= What this task involves =
Images are not part of the copy; write out the rest of the data exactly as given.

Stored data:
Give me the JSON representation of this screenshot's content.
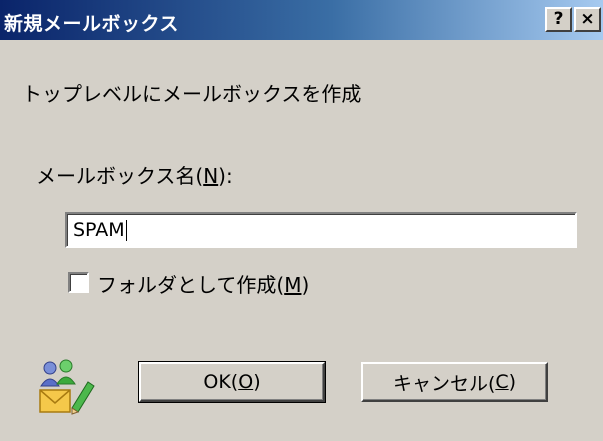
{
  "window": {
    "title": "新規メールボックス",
    "help_button": "?",
    "close_button": "×"
  },
  "dialog": {
    "heading": "トップレベルにメールボックスを作成",
    "name_label_prefix": "メールボックス名(",
    "name_label_key": "N",
    "name_label_suffix": "):",
    "name_value": "SPAM",
    "checkbox_checked": false,
    "checkbox_label_prefix": "フォルダとして作成(",
    "checkbox_label_key": "M",
    "checkbox_label_suffix": ")"
  },
  "buttons": {
    "ok_prefix": "OK(",
    "ok_key": "O",
    "ok_suffix": ")",
    "cancel_prefix": "キャンセル(",
    "cancel_key": "C",
    "cancel_suffix": ")"
  },
  "icons": {
    "dialog_icon": "mail-users-icon"
  },
  "colors": {
    "titlebar_start": "#0a246a",
    "titlebar_end": "#a6caf0",
    "face": "#d4d0c8"
  }
}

= Answer for the task =
Give me the JSON representation of this screenshot's content.
{
  "window": {
    "title": "新規メールボックス",
    "help_button": "?",
    "close_button": "×"
  },
  "dialog": {
    "heading": "トップレベルにメールボックスを作成",
    "name_label_prefix": "メールボックス名(",
    "name_label_key": "N",
    "name_label_suffix": "):",
    "name_value": "SPAM",
    "checkbox_checked": false,
    "checkbox_label_prefix": "フォルダとして作成(",
    "checkbox_label_key": "M",
    "checkbox_label_suffix": ")"
  },
  "buttons": {
    "ok_prefix": "OK(",
    "ok_key": "O",
    "ok_suffix": ")",
    "cancel_prefix": "キャンセル(",
    "cancel_key": "C",
    "cancel_suffix": ")"
  },
  "icons": {
    "dialog_icon": "mail-users-icon"
  },
  "colors": {
    "titlebar_start": "#0a246a",
    "titlebar_end": "#a6caf0",
    "face": "#d4d0c8"
  }
}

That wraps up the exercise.